INPUT FOR THIS TASK:
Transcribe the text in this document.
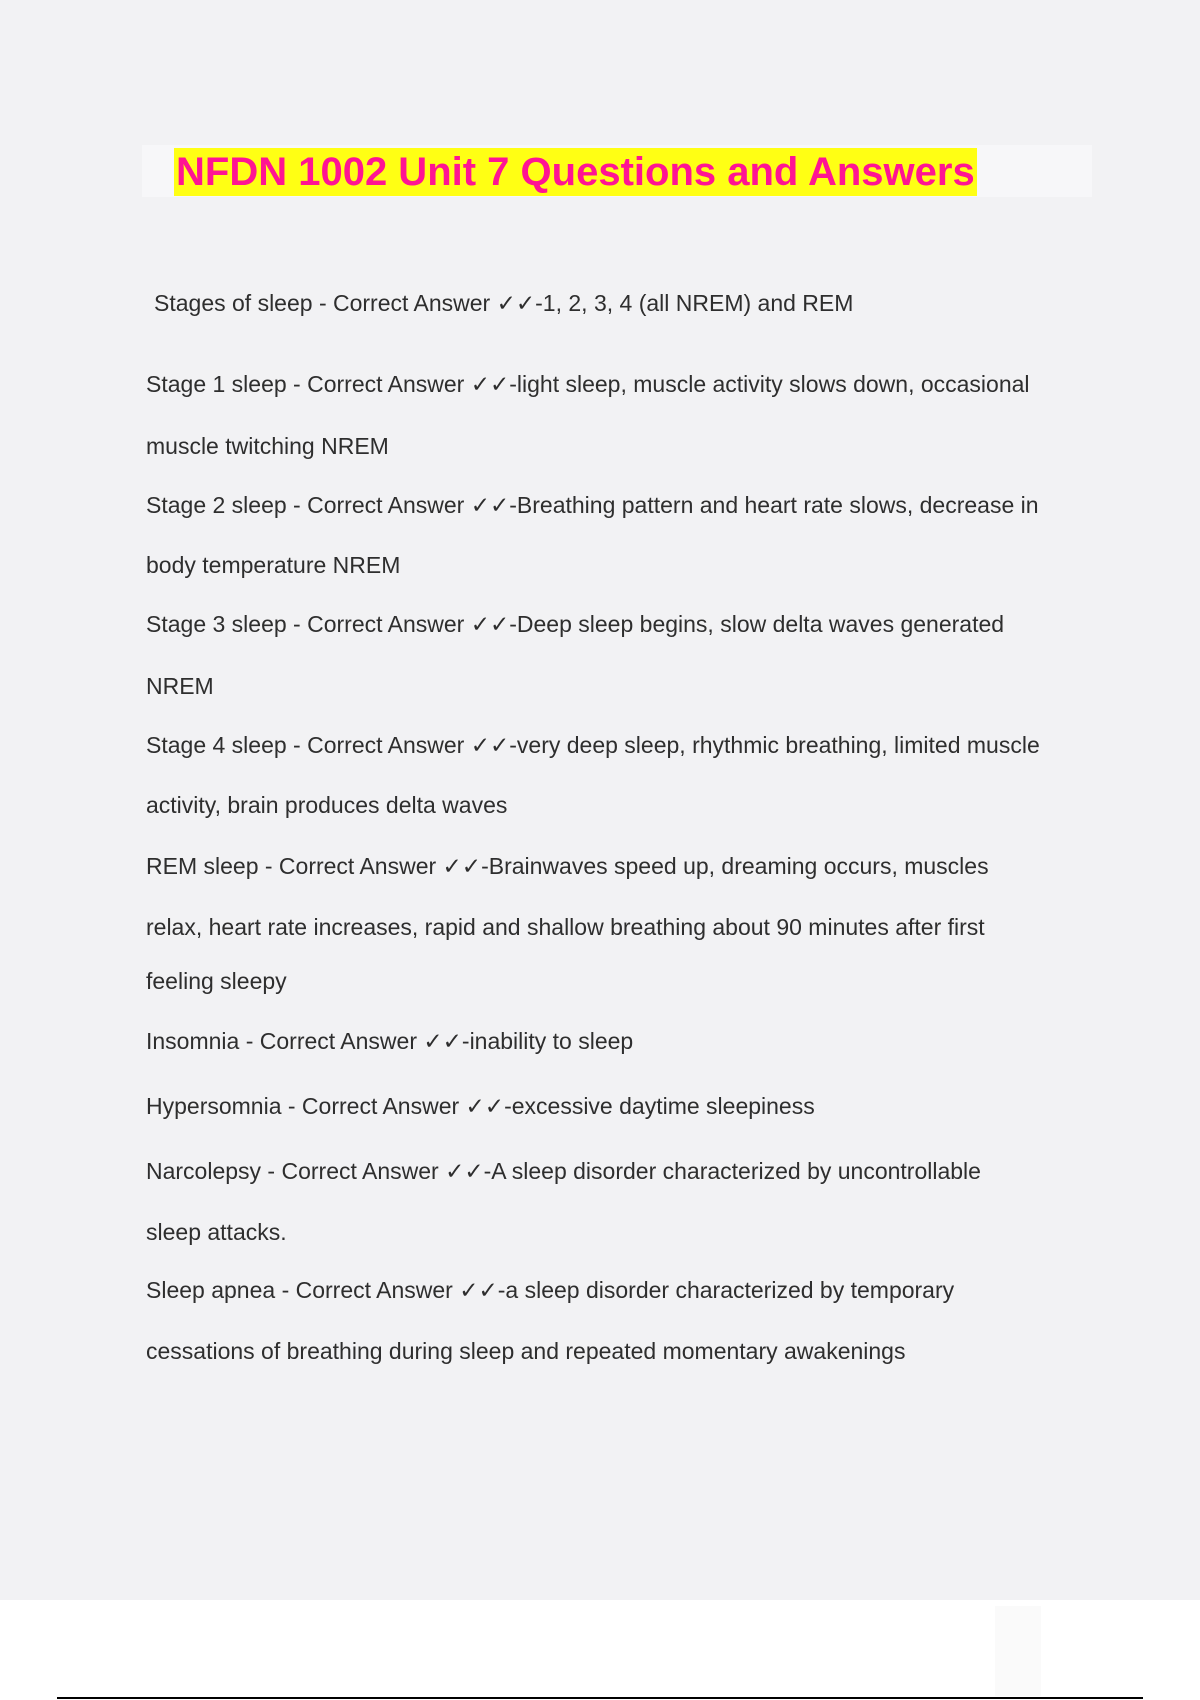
NFDN 1002 Unit 7 Questions and Answers
Stages of sleep - Correct Answer ✓✓-1, 2, 3, 4 (all NREM) and REM
Stage 1 sleep - Correct Answer ✓✓-light sleep, muscle activity slows down, occasional
muscle twitching NREM
Stage 2 sleep - Correct Answer ✓✓-Breathing pattern and heart rate slows, decrease in
body temperature NREM
Stage 3 sleep - Correct Answer ✓✓-Deep sleep begins, slow delta waves generated
NREM
Stage 4 sleep - Correct Answer ✓✓-very deep sleep, rhythmic breathing, limited muscle
activity, brain produces delta waves
REM sleep - Correct Answer ✓✓-Brainwaves speed up, dreaming occurs, muscles
relax, heart rate increases, rapid and shallow breathing about 90 minutes after first
feeling sleepy
Insomnia - Correct Answer ✓✓-inability to sleep
Hypersomnia - Correct Answer ✓✓-excessive daytime sleepiness
Narcolepsy - Correct Answer ✓✓-A sleep disorder characterized by uncontrollable
sleep attacks.
Sleep apnea - Correct Answer ✓✓-a sleep disorder characterized by temporary
cessations of breathing during sleep and repeated momentary awakenings
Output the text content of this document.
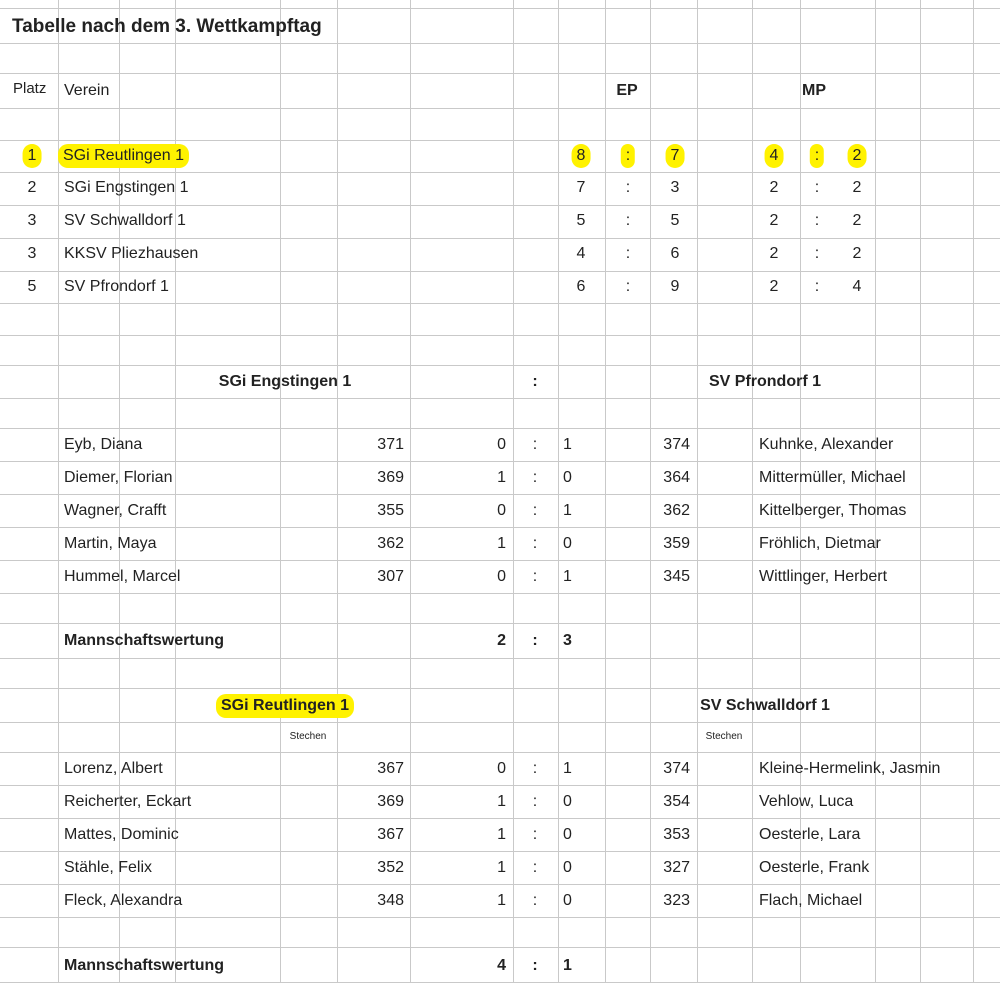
Tabelle nach dem 3. Wettkampftag
Platz Verein	EP	MP
1	SGi Reutlingen 1	8	:	7	4	:	2
2 SGi Engstingen 1	7	:	3	2 : 2
3 SV Schwalldorf 1	5	:	5	2 : 2
3 KKSV Pliezhausen	4	:	6	2 : 2
5 SV Pfrondorf 1	6	:	9	2 : 4
SGi Engstingen 1	:	SV Pfrondorf 1
Eyb, Diana	371	0 : 1	374	Kuhnke, Alexander
Diemer, Florian	369	1 : 0	364	Mittermüller, Michael
Wagner, Crafft	355	0 : 1	362	Kittelberger, Thomas
Martin, Maya	362	1 : 0	359	Fröhlich, Dietmar
Hummel, Marcel	307	0 : 1	345	Wittlinger, Herbert
Mannschaftswertung	2 : 3
SGi Reutlingen 1	SV Schwalldorf 1
Stechen	Stechen
Lorenz, Albert	367	0 : 1	374	Kleine-Hermelink, Jasmin
Reicherter, Eckart	369	1 : 0	354	Vehlow, Luca
Mattes, Dominic	367	1 : 0	353	Oesterle, Lara
Stähle, Felix	352	1 : 0	327	Oesterle, Frank
Fleck, Alexandra	348	1 : 0	323	Flach, Michael
Mannschaftswertung	4 : 1
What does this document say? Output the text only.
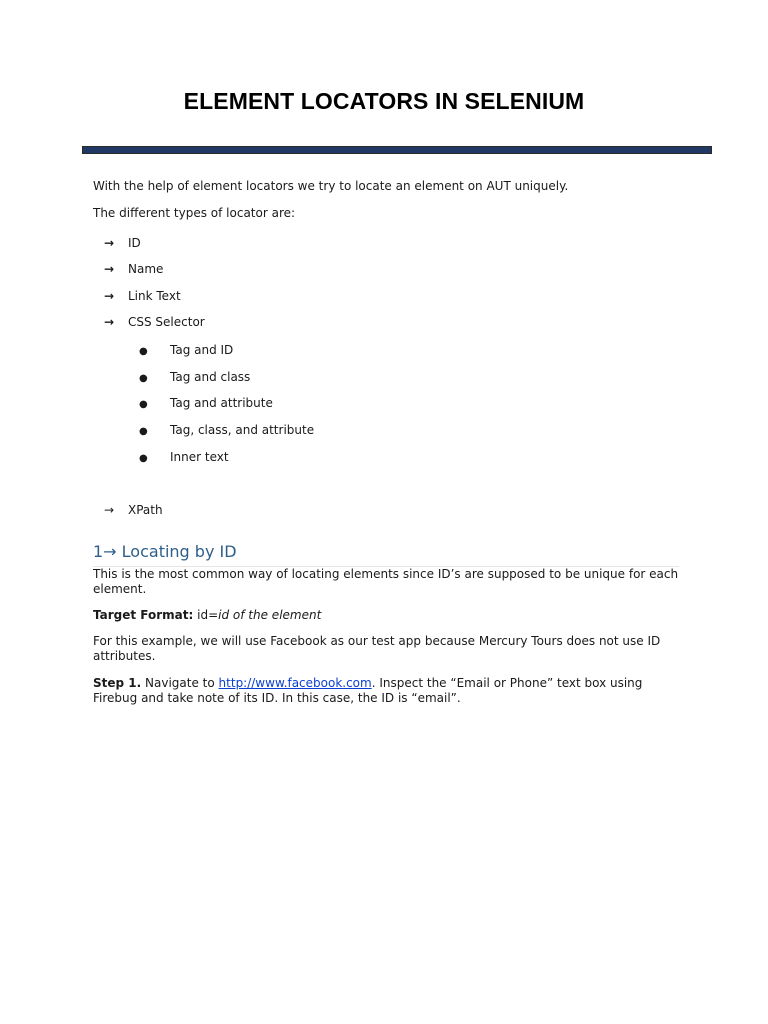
ELEMENT LOCATORS IN SELENIUM
With the help of element locators we try to locate an element on AUT uniquely.
The different types of locator are:
→ ID
→ Name
→ Link Text
→ CSS Selector
● Tag and ID
● Tag and class
● Tag and attribute
● Tag, class, and attribute
● Inner text
→ XPath
1→ Locating by ID
This is the most common way of locating elements since ID’s are supposed to be unique for each element.
Target Format: id=id of the element
For this example, we will use Facebook as our test app because Mercury Tours does not use ID attributes.
Step 1. Navigate to http://www.facebook.com. Inspect the “Email or Phone” text box using Firebug and take note of its ID. In this case, the ID is “email”.
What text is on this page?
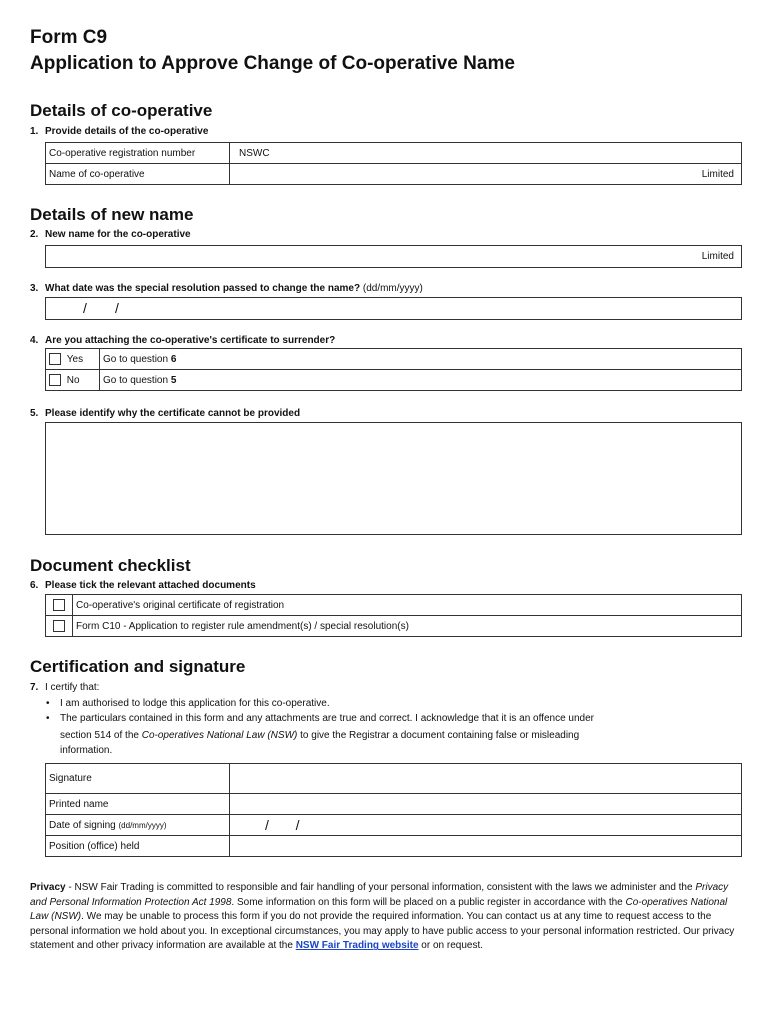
Form C9
Application to Approve Change of Co-operative Name
Details of co-operative
1. Provide details of the co-operative
Co-operative registration number	NSWC
Name of co-operative	Limited
Details of new name
2. New name for the co-operative
Limited
3. What date was the special resolution passed to change the name? (dd/mm/yyyy)
/ /
4. Are you attaching the co-operative's certificate to surrender?
Yes	Go to question 6
No	Go to question 5
5. Please identify why the certificate cannot be provided
Document checklist
6. Please tick the relevant attached documents
	Co-operative's original certificate of registration
	Form C10 - Application to register rule amendment(s) / special resolution(s)
Certification and signature
7. I certify that:
• I am authorised to lodge this application for this co-operative.
• The particulars contained in this form and any attachments are true and correct. I acknowledge that it is an offence under
section 514 of the Co-operatives National Law (NSW) to give the Registrar a document containing false or misleading
information.
Signature	
Printed name	
Date of signing (dd/mm/yyyy)	/ /
Position (office) held	
Privacy - NSW Fair Trading is committed to responsible and fair handling of your personal information, consistent with the laws we administer and the Privacy and Personal Information Protection Act 1998. Some information on this form will be placed on a public register in accordance with the Co-operatives National Law (NSW). We may be unable to process this form if you do not provide the required information. You can contact us at any time to request access to the personal information we hold about you. In exceptional circumstances, you may apply to have public access to your personal information restricted. Our privacy statement and other privacy information are available at the NSW Fair Trading website or on request.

WHAT NEEDS TO BE DONE:
Images should not appear in the copy; retype the listing above exactly.

RESULT FOR THIS EXERCISE:
Transcribe the text in this document.
NFDN 1002 Unit 7 Questions and Answers
Stages of sleep - Correct Answer ✓✓-1, 2, 3, 4 (all NREM) and REM
Stage 1 sleep - Correct Answer ✓✓-light sleep, muscle activity slows down, occasional
muscle twitching NREM
Stage 2 sleep - Correct Answer ✓✓-Breathing pattern and heart rate slows, decrease in
body temperature NREM
Stage 3 sleep - Correct Answer ✓✓-Deep sleep begins, slow delta waves generated
NREM
Stage 4 sleep - Correct Answer ✓✓-very deep sleep, rhythmic breathing, limited muscle
activity, brain produces delta waves
REM sleep - Correct Answer ✓✓-Brainwaves speed up, dreaming occurs, muscles
relax, heart rate increases, rapid and shallow breathing about 90 minutes after first
feeling sleepy
Insomnia - Correct Answer ✓✓-inability to sleep
Hypersomnia - Correct Answer ✓✓-excessive daytime sleepiness
Narcolepsy - Correct Answer ✓✓-A sleep disorder characterized by uncontrollable
sleep attacks.
Sleep apnea - Correct Answer ✓✓-a sleep disorder characterized by temporary
cessations of breathing during sleep and repeated momentary awakenings
Output the text content of this document.
Tabelle nach dem 3. Wettkampftag
Platz Verein	EP	MP
1	SGi Reutlingen 1	8	:	7	4	:	2
2 SGi Engstingen 1	7	:	3	2 : 2
3 SV Schwalldorf 1	5	:	5	2 : 2
3 KKSV Pliezhausen	4	:	6	2 : 2
5 SV Pfrondorf 1	6	:	9	2 : 4
SGi Engstingen 1	:	SV Pfrondorf 1
Eyb, Diana	371	0 : 1	374	Kuhnke, Alexander
Diemer, Florian	369	1 : 0	364	Mittermüller, Michael
Wagner, Crafft	355	0 : 1	362	Kittelberger, Thomas
Martin, Maya	362	1 : 0	359	Fröhlich, Dietmar
Hummel, Marcel	307	0 : 1	345	Wittlinger, Herbert
Mannschaftswertung	2 : 3
SGi Reutlingen 1	SV Schwalldorf 1
Stechen	Stechen
Lorenz, Albert	367	0 : 1	374	Kleine-Hermelink, Jasmin
Reicherter, Eckart	369	1 : 0	354	Vehlow, Luca
Mattes, Dominic	367	1 : 0	353	Oesterle, Lara
Stähle, Felix	352	1 : 0	327	Oesterle, Frank
Fleck, Alexandra	348	1 : 0	323	Flach, Michael
Mannschaftswertung	4 : 1
What does this document say? Output the text only.
ELEMENT LOCATORS IN SELENIUM
With the help of element locators we try to locate an element on AUT uniquely.
The different types of locator are:
→ ID
→ Name
→ Link Text
→ CSS Selector
● Tag and ID
● Tag and class
● Tag and attribute
● Tag, class, and attribute
● Inner text
→ XPath
1→ Locating by ID
This is the most common way of locating elements since ID’s are supposed to be unique for each element.
Target Format: id=id of the element
For this example, we will use Facebook as our test app because Mercury Tours does not use ID attributes.
Step 1. Navigate to http://www.facebook.com. Inspect the “Email or Phone” text box using Firebug and take note of its ID. In this case, the ID is “email”.
What text is on this page?
Form C9
Application to Approve Change of Co-operative Name
Details of co-operative
1. Provide details of the co-operative
Co-operative registration number	NSWC
Name of co-operative	Limited
Details of new name
2. New name for the co-operative
Limited
3. What date was the special resolution passed to change the name? (dd/mm/yyyy)
/ /
4. Are you attaching the co-operative's certificate to surrender?
Yes	Go to question 6
No	Go to question 5
5. Please identify why the certificate cannot be provided
Document checklist
6. Please tick the relevant attached documents
	Co-operative's original certificate of registration
	Form C10 - Application to register rule amendment(s) / special resolution(s)
Certification and signature
7. I certify that:
• I am authorised to lodge this application for this co-operative.
• The particulars contained in this form and any attachments are true and correct. I acknowledge that it is an offence under
section 514 of the Co-operatives National Law (NSW) to give the Registrar a document containing false or misleading
information.
Signature	
Printed name	
Date of signing (dd/mm/yyyy)	/ /
Position (office) held	
Privacy - NSW Fair Trading is committed to responsible and fair handling of your personal information, consistent with the laws we administer and the Privacy and Personal Information Protection Act 1998. Some information on this form will be placed on a public register in accordance with the Co-operatives National Law (NSW). We may be unable to process this form if you do not provide the required information. You can contact us at any time to request access to the personal information we hold about you. In exceptional circumstances, you may apply to have public access to your personal information restricted. Our privacy statement and other privacy information are available at the NSW Fair Trading website or on request.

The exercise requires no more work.